--- Start TASK MATERIAL ---

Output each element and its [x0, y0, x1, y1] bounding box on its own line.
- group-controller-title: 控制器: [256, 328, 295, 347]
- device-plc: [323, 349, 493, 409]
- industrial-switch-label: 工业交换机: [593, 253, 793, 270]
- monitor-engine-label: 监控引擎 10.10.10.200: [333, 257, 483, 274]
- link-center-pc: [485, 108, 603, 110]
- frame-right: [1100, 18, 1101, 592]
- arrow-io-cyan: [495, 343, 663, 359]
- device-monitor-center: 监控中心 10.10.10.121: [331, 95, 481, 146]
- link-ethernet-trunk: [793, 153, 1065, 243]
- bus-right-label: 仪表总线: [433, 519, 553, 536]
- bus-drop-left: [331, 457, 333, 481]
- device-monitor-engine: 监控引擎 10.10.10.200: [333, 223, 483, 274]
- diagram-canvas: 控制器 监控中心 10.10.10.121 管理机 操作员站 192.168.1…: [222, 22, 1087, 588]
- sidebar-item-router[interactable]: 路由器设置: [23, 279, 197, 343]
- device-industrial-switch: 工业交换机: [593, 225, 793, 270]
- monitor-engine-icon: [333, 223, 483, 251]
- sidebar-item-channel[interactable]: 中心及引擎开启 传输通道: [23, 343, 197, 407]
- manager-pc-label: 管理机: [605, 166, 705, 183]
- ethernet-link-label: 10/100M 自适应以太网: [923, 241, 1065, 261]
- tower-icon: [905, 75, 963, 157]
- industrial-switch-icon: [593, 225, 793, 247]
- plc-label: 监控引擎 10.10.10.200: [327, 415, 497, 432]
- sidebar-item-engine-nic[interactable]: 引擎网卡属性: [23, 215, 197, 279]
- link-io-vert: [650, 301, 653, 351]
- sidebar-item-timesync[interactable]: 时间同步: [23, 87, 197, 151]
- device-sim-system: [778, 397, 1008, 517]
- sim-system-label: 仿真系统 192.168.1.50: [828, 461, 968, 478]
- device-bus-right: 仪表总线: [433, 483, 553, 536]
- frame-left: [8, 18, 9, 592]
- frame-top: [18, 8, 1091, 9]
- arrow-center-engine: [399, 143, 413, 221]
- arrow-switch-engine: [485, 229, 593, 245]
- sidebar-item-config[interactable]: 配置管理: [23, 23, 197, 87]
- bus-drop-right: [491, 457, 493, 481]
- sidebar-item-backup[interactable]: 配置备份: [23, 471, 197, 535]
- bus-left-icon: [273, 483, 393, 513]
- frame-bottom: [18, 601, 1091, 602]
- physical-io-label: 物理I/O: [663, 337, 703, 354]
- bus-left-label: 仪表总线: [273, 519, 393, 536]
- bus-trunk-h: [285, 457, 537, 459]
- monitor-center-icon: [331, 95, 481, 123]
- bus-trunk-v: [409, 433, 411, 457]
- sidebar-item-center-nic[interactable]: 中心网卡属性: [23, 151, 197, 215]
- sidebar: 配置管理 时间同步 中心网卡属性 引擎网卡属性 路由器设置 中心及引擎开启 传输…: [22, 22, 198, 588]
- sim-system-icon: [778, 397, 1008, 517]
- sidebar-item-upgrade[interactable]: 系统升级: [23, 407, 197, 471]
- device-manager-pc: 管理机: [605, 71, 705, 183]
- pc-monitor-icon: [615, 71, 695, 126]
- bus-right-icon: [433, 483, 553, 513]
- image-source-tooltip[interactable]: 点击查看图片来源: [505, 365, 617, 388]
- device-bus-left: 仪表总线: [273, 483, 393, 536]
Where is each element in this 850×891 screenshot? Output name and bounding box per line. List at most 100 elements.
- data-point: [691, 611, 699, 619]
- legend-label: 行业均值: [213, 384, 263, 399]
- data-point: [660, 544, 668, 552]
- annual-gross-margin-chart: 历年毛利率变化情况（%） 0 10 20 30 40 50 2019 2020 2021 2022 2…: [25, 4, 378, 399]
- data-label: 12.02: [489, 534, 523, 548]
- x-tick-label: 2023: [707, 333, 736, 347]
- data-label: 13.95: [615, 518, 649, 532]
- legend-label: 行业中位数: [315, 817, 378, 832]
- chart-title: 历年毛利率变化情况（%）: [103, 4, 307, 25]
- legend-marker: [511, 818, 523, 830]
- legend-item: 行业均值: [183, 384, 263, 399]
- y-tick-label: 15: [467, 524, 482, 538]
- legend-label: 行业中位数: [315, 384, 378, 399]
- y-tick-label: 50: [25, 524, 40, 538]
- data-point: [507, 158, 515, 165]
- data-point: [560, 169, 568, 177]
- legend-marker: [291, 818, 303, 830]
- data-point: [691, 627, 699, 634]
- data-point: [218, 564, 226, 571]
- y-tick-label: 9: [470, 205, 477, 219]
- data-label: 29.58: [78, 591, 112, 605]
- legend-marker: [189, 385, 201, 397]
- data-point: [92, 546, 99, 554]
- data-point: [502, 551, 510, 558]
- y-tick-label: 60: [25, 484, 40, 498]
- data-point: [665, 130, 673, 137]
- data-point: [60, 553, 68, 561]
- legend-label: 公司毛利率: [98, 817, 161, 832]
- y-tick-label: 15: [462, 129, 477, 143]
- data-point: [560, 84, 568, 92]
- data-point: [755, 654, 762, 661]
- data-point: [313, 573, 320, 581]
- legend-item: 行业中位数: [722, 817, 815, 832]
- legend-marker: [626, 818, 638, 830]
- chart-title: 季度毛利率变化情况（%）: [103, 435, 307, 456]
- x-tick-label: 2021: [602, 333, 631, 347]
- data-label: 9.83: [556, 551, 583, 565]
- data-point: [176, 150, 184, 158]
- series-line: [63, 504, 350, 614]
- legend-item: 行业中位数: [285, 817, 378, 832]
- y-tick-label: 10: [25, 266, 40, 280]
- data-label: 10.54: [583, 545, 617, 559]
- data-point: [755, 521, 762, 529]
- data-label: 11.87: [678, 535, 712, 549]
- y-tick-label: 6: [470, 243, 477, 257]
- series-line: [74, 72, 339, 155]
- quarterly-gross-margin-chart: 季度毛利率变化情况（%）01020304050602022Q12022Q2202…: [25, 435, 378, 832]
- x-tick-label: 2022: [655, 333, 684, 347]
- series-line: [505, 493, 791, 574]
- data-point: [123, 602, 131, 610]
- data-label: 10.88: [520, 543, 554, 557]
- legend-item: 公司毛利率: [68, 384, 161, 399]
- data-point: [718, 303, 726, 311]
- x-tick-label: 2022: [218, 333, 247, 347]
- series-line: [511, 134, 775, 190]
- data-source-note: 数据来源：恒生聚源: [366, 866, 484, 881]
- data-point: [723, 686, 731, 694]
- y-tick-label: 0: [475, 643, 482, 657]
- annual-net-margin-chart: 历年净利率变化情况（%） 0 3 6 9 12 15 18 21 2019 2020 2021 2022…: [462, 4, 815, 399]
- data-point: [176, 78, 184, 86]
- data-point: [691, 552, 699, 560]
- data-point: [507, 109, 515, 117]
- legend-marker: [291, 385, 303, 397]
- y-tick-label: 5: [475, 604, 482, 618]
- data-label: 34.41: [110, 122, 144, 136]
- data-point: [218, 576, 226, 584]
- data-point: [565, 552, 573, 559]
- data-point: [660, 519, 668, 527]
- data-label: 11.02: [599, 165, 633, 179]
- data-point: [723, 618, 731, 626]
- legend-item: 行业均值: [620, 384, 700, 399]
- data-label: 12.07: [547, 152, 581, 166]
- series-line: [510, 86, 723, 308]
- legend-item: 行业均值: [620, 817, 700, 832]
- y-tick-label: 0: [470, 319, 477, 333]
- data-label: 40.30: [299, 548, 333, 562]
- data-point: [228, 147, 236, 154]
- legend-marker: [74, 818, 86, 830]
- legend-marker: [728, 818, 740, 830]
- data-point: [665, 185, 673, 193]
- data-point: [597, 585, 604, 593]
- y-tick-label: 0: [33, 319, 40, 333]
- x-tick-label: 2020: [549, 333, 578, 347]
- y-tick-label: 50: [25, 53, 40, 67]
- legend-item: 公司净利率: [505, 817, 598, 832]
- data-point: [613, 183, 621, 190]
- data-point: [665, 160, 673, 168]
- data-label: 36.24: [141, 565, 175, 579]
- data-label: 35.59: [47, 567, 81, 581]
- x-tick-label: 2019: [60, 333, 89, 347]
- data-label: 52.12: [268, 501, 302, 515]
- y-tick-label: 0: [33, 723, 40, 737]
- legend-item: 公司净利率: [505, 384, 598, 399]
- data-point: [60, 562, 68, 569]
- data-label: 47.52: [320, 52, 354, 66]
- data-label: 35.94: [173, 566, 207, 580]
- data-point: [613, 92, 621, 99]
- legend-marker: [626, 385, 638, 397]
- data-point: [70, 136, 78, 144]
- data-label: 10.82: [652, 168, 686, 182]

--- End TASK MATERIAL ---

> [THE TASK]
Render the rows from the beginning through the line containing "- frame-bottom: [18, 601, 1091, 602]", inclusive, as a JSON list of strings with one string per line, omitting blank lines.

> [RESPONSE TO THE TASK]
[
  "Output each element and its [x0, y0, x1, y1] bounding box on its own line.",
  "- group-controller-title: 控制器: [256, 328, 295, 347]",
  "- device-plc: [323, 349, 493, 409]",
  "- industrial-switch-label: 工业交换机: [593, 253, 793, 270]",
  "- monitor-engine-label: 监控引擎 10.10.10.200: [333, 257, 483, 274]",
  "- link-center-pc: [485, 108, 603, 110]",
  "- frame-right: [1100, 18, 1101, 592]",
  "- arrow-io-cyan: [495, 343, 663, 359]",
  "- device-monitor-center: 监控中心 10.10.10.121: [331, 95, 481, 146]",
  "- link-ethernet-trunk: [793, 153, 1065, 243]",
  "- bus-right-label: 仪表总线: [433, 519, 553, 536]",
  "- bus-drop-left: [331, 457, 333, 481]",
  "- device-monitor-engine: 监控引擎 10.10.10.200: [333, 223, 483, 274]",
  "- diagram-canvas: 控制器 监控中心 10.10.10.121 管理机 操作员站 192.168.1…: [222, 22, 1087, 588]",
  "- sidebar-item-router[interactable]: 路由器设置: [23, 279, 197, 343]",
  "- device-industrial-switch: 工业交换机: [593, 225, 793, 270]",
  "- monitor-engine-icon: [333, 223, 483, 251]",
  "- sidebar-item-channel[interactable]: 中心及引擎开启 传输通道: [23, 343, 197, 407]",
  "- manager-pc-label: 管理机: [605, 166, 705, 183]",
  "- ethernet-link-label: 10/100M 自适应以太网: [923, 241, 1065, 261]",
  "- tower-icon: [905, 75, 963, 157]",
  "- industrial-switch-icon: [593, 225, 793, 247]",
  "- plc-label: 监控引擎 10.10.10.200: [327, 415, 497, 432]",
  "- sidebar-item-engine-nic[interactable]: 引擎网卡属性: [23, 215, 197, 279]",
  "- link-io-vert: [650, 301, 653, 351]",
  "- sidebar-item-timesync[interactable]: 时间同步: [23, 87, 197, 151]",
  "- device-sim-system: [778, 397, 1008, 517]",
  "- sim-system-label: 仿真系统 192.168.1.50: [828, 461, 968, 478]",
  "- device-bus-right: 仪表总线: [433, 483, 553, 536]",
  "- frame-left: [8, 18, 9, 592]",
  "- frame-top: [18, 8, 1091, 9]",
  "- arrow-center-engine: [399, 143, 413, 221]",
  "- arrow-switch-engine: [485, 229, 593, 245]",
  "- sidebar-item-config[interactable]: 配置管理: [23, 23, 197, 87]",
  "- bus-drop-right: [491, 457, 493, 481]",
  "- sidebar-item-backup[interactable]: 配置备份: [23, 471, 197, 535]",
  "- bus-left-icon: [273, 483, 393, 513]",
  "- frame-bottom: [18, 601, 1091, 602]"
]